══ Provided data

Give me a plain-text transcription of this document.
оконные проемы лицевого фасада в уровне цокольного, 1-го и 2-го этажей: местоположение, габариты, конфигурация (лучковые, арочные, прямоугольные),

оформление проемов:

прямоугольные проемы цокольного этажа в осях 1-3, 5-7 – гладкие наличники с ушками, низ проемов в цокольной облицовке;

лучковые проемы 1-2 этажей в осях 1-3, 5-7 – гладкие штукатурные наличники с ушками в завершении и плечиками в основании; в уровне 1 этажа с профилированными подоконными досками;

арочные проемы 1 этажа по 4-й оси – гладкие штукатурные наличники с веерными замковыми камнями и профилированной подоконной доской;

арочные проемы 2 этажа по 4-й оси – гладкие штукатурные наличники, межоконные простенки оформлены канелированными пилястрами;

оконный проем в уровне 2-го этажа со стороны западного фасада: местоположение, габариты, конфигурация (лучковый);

════

# Your objective:
Copy each entry exactly, with nothing added or dropped.

# Output below:
Give me a plain-text transcription of this document.
оконные проемы лицевого фасада в уровне цокольного, 1-го и 2-го этажей: местоположение, габариты, конфигурация (лучковые, арочные, прямоугольные),

оформление проемов:

прямоугольные проемы цокольного этажа в осях 1-3, 5-7 – гладкие наличники с ушками, низ проемов в цокольной облицовке;

лучковые проемы 1-2 этажей в осях 1-3, 5-7 – гладкие штукатурные наличники с ушками в завершении и плечиками в основании; в уровне 1 этажа с профилированными подоконными досками;

арочные проемы 1 этажа по 4-й оси – гладкие штукатурные наличники с веерными замковыми камнями и профилированной подоконной доской;

арочные проемы 2 этажа по 4-й оси – гладкие штукатурные наличники, межоконные простенки оформлены канелированными пилястрами;

оконный проем в уровне 2-го этажа со стороны западного фасада: местоположение, габариты, конфигурация (лучковый);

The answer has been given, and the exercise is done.